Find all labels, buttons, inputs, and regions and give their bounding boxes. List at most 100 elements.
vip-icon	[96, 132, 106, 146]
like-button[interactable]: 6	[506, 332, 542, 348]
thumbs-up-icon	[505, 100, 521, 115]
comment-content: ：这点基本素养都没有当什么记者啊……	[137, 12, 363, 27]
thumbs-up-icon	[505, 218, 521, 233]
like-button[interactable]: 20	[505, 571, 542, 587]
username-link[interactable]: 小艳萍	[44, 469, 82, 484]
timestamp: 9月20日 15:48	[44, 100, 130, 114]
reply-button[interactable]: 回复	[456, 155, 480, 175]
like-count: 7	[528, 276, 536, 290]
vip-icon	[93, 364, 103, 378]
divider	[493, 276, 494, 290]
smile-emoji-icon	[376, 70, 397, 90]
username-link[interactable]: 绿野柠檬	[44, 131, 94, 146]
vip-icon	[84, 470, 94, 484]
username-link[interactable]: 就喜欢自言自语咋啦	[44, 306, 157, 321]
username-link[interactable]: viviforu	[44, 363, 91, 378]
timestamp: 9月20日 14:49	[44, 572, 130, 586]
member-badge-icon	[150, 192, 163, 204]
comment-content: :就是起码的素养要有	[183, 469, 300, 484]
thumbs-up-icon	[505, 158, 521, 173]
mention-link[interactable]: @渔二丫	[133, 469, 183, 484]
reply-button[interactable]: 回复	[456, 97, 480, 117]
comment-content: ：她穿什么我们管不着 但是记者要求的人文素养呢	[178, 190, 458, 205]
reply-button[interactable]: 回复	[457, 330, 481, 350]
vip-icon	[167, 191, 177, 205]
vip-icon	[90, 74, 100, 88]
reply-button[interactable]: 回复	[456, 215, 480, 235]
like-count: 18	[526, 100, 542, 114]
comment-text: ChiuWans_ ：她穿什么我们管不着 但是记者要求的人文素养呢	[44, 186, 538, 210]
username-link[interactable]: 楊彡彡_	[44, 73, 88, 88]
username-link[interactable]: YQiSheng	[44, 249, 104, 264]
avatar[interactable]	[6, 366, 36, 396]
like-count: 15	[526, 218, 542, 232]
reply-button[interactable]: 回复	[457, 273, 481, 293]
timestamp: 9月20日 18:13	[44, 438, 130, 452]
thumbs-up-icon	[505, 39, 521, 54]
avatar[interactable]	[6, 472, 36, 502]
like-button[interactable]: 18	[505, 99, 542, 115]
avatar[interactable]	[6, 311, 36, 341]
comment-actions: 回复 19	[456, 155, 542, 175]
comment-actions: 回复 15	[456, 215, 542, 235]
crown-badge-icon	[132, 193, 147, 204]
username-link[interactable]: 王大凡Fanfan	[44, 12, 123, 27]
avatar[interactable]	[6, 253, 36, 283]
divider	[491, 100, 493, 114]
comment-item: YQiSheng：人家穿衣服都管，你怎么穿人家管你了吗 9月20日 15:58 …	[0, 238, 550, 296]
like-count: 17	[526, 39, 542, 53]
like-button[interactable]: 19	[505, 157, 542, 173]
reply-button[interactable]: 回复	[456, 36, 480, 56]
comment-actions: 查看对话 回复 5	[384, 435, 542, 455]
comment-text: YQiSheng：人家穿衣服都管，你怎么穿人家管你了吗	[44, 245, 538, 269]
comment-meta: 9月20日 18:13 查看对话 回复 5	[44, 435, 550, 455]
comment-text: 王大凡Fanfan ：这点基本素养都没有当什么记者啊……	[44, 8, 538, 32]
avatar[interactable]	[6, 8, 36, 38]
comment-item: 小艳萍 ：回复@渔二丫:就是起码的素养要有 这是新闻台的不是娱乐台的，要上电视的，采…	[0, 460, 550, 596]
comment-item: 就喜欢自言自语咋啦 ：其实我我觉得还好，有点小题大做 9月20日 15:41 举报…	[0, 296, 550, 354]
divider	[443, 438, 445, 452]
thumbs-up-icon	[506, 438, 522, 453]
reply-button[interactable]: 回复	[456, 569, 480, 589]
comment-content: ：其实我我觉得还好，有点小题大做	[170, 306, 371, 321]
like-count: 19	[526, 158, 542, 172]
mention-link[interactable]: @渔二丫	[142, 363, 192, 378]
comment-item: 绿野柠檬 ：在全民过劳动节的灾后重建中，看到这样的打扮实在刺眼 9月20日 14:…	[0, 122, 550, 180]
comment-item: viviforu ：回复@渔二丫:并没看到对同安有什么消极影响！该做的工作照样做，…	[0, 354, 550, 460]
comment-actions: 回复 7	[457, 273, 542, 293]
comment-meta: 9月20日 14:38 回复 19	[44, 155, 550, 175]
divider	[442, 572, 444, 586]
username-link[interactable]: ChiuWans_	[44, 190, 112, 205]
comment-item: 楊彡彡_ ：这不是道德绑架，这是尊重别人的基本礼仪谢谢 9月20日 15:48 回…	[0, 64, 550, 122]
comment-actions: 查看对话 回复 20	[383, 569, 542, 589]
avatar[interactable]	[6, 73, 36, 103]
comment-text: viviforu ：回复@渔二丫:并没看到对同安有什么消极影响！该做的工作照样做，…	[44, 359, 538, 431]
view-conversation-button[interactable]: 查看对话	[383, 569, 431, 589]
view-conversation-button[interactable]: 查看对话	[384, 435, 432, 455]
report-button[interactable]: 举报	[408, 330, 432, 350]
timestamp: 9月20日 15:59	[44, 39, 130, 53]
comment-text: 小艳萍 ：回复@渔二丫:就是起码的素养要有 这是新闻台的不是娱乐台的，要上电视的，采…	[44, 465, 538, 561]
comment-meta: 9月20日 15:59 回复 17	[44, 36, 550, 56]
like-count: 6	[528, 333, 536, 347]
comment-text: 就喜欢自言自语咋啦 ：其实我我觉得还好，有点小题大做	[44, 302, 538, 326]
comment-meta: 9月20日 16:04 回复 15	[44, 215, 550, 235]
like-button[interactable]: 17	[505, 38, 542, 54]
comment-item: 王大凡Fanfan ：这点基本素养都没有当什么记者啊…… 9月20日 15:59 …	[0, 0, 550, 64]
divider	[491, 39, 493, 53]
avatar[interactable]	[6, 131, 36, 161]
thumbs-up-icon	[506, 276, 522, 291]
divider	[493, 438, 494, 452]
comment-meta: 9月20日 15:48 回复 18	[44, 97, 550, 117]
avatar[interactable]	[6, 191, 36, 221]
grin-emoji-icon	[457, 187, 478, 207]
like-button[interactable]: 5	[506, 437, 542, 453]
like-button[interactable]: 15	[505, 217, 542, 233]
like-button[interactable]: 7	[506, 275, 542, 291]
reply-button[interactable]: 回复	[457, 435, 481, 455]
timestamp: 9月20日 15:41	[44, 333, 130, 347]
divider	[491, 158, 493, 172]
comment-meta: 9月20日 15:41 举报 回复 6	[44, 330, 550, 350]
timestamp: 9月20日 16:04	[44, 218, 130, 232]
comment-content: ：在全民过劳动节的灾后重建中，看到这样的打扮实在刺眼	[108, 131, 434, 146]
──────
**Consigne:** Recopiez ces lignes en remplaçant « reply-button » par « answer-button » dans tous les enregistrements, sans modifier quoi que ce soit d'autre.

**Réponse complète:**
Find all labels, buttons, inputs, and regions and give their bounding boxes. List at most 100 elements.
vip-icon	[96, 132, 106, 146]
like-button[interactable]: 6	[506, 332, 542, 348]
thumbs-up-icon	[505, 100, 521, 115]
comment-content: ：这点基本素养都没有当什么记者啊……	[137, 12, 363, 27]
thumbs-up-icon	[505, 218, 521, 233]
like-button[interactable]: 20	[505, 571, 542, 587]
username-link[interactable]: 小艳萍	[44, 469, 82, 484]
timestamp: 9月20日 15:48	[44, 100, 130, 114]
answer-button[interactable]: 回复	[456, 155, 480, 175]
like-count: 7	[528, 276, 536, 290]
vip-icon	[93, 364, 103, 378]
divider	[493, 276, 494, 290]
smile-emoji-icon	[376, 70, 397, 90]
username-link[interactable]: 绿野柠檬	[44, 131, 94, 146]
vip-icon	[84, 470, 94, 484]
username-link[interactable]: 就喜欢自言自语咋啦	[44, 306, 157, 321]
username-link[interactable]: viviforu	[44, 363, 91, 378]
timestamp: 9月20日 14:49	[44, 572, 130, 586]
member-badge-icon	[150, 192, 163, 204]
comment-content: :就是起码的素养要有	[183, 469, 300, 484]
thumbs-up-icon	[505, 158, 521, 173]
mention-link[interactable]: @渔二丫	[133, 469, 183, 484]
answer-button[interactable]: 回复	[456, 97, 480, 117]
comment-content: ：她穿什么我们管不着 但是记者要求的人文素养呢	[178, 190, 458, 205]
answer-button[interactable]: 回复	[457, 330, 481, 350]
vip-icon	[167, 191, 177, 205]
vip-icon	[90, 74, 100, 88]
answer-button[interactable]: 回复	[456, 215, 480, 235]
like-count: 18	[526, 100, 542, 114]
comment-text: ChiuWans_ ：她穿什么我们管不着 但是记者要求的人文素养呢	[44, 186, 538, 210]
username-link[interactable]: 楊彡彡_	[44, 73, 88, 88]
username-link[interactable]: YQiSheng	[44, 249, 104, 264]
avatar[interactable]	[6, 366, 36, 396]
like-count: 15	[526, 218, 542, 232]
answer-button[interactable]: 回复	[457, 273, 481, 293]
timestamp: 9月20日 18:13	[44, 438, 130, 452]
thumbs-up-icon	[505, 39, 521, 54]
avatar[interactable]	[6, 472, 36, 502]
like-button[interactable]: 18	[505, 99, 542, 115]
avatar[interactable]	[6, 311, 36, 341]
comment-actions: 回复 19	[456, 155, 542, 175]
comment-actions: 回复 15	[456, 215, 542, 235]
crown-badge-icon	[132, 193, 147, 204]
username-link[interactable]: 王大凡Fanfan	[44, 12, 123, 27]
avatar[interactable]	[6, 253, 36, 283]
divider	[491, 100, 493, 114]
comment-item: YQiSheng：人家穿衣服都管，你怎么穿人家管你了吗 9月20日 15:58 …	[0, 238, 550, 296]
like-count: 17	[526, 39, 542, 53]
like-button[interactable]: 19	[505, 157, 542, 173]
answer-button[interactable]: 回复	[456, 36, 480, 56]
comment-actions: 查看对话 回复 5	[384, 435, 542, 455]
comment-text: YQiSheng：人家穿衣服都管，你怎么穿人家管你了吗	[44, 245, 538, 269]
comment-meta: 9月20日 18:13 查看对话 回复 5	[44, 435, 550, 455]
comment-text: 王大凡Fanfan ：这点基本素养都没有当什么记者啊……	[44, 8, 538, 32]
avatar[interactable]	[6, 8, 36, 38]
comment-item: 小艳萍 ：回复@渔二丫:就是起码的素养要有 这是新闻台的不是娱乐台的，要上电视的，采…	[0, 460, 550, 596]
comment-item: 就喜欢自言自语咋啦 ：其实我我觉得还好，有点小题大做 9月20日 15:41 举报…	[0, 296, 550, 354]
divider	[443, 438, 445, 452]
thumbs-up-icon	[506, 438, 522, 453]
answer-button[interactable]: 回复	[456, 569, 480, 589]
comment-content: ：其实我我觉得还好，有点小题大做	[170, 306, 371, 321]
like-count: 19	[526, 158, 542, 172]
mention-link[interactable]: @渔二丫	[142, 363, 192, 378]
comment-item: 绿野柠檬 ：在全民过劳动节的灾后重建中，看到这样的打扮实在刺眼 9月20日 14:…	[0, 122, 550, 180]
comment-item: viviforu ：回复@渔二丫:并没看到对同安有什么消极影响！该做的工作照样做，…	[0, 354, 550, 460]
comment-actions: 回复 7	[457, 273, 542, 293]
comment-meta: 9月20日 14:38 回复 19	[44, 155, 550, 175]
divider	[442, 572, 444, 586]
username-link[interactable]: ChiuWans_	[44, 190, 112, 205]
comment-item: 楊彡彡_ ：这不是道德绑架，这是尊重别人的基本礼仪谢谢 9月20日 15:48 回…	[0, 64, 550, 122]
comment-actions: 查看对话 回复 20	[383, 569, 542, 589]
avatar[interactable]	[6, 73, 36, 103]
comment-text: viviforu ：回复@渔二丫:并没看到对同安有什么消极影响！该做的工作照样做，…	[44, 359, 538, 431]
view-conversation-button[interactable]: 查看对话	[383, 569, 431, 589]
view-conversation-button[interactable]: 查看对话	[384, 435, 432, 455]
report-button[interactable]: 举报	[408, 330, 432, 350]
timestamp: 9月20日 15:59	[44, 39, 130, 53]
comment-text: 小艳萍 ：回复@渔二丫:就是起码的素养要有 这是新闻台的不是娱乐台的，要上电视的，采…	[44, 465, 538, 561]
comment-meta: 9月20日 15:59 回复 17	[44, 36, 550, 56]
like-count: 6	[528, 333, 536, 347]
comment-text: 就喜欢自言自语咋啦 ：其实我我觉得还好，有点小题大做	[44, 302, 538, 326]
comment-meta: 9月20日 16:04 回复 15	[44, 215, 550, 235]
like-button[interactable]: 17	[505, 38, 542, 54]
comment-item: 王大凡Fanfan ：这点基本素养都没有当什么记者啊…… 9月20日 15:59 …	[0, 0, 550, 64]
divider	[491, 39, 493, 53]
avatar[interactable]	[6, 131, 36, 161]
thumbs-up-icon	[506, 276, 522, 291]
divider	[493, 438, 494, 452]
comment-meta: 9月20日 15:48 回复 18	[44, 97, 550, 117]
avatar[interactable]	[6, 191, 36, 221]
grin-emoji-icon	[457, 187, 478, 207]
like-button[interactable]: 5	[506, 437, 542, 453]
like-button[interactable]: 15	[505, 217, 542, 233]
like-button[interactable]: 7	[506, 275, 542, 291]
answer-button[interactable]: 回复	[457, 435, 481, 455]
timestamp: 9月20日 15:41	[44, 333, 130, 347]
divider	[491, 158, 493, 172]
comment-meta: 9月20日 15:41 举报 回复 6	[44, 330, 550, 350]
timestamp: 9月20日 16:04	[44, 218, 130, 232]
comment-content: ：在全民过劳动节的灾后重建中，看到这样的打扮实在刺眼	[108, 131, 434, 146]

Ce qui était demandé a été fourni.